• **Written task**: Reproduce every entry exactly and leave its pictures out.

= = = = = = =

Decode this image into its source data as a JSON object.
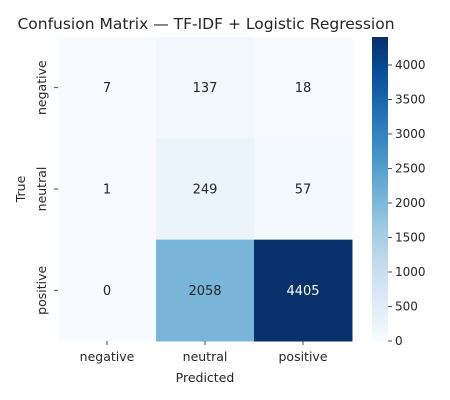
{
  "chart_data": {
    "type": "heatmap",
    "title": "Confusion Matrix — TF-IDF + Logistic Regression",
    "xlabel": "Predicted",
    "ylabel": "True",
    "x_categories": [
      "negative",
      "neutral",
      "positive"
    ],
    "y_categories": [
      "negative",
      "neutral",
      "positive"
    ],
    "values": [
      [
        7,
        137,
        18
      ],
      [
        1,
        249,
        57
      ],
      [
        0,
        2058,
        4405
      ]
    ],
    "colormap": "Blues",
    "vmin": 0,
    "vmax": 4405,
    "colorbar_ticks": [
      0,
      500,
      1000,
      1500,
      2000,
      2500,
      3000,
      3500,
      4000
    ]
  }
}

= = = = = = =

• **Written solution**:
Decode this image into its source data as a JSON object.
{
  "chart_data": {
    "type": "heatmap",
    "title": "Confusion Matrix — TF-IDF + Logistic Regression",
    "xlabel": "Predicted",
    "ylabel": "True",
    "x_categories": [
      "negative",
      "neutral",
      "positive"
    ],
    "y_categories": [
      "negative",
      "neutral",
      "positive"
    ],
    "values": [
      [
        7,
        137,
        18
      ],
      [
        1,
        249,
        57
      ],
      [
        0,
        2058,
        4405
      ]
    ],
    "colormap": "Blues",
    "vmin": 0,
    "vmax": 4405,
    "colorbar_ticks": [
      0,
      500,
      1000,
      1500,
      2000,
      2500,
      3000,
      3500,
      4000
    ]
  }
}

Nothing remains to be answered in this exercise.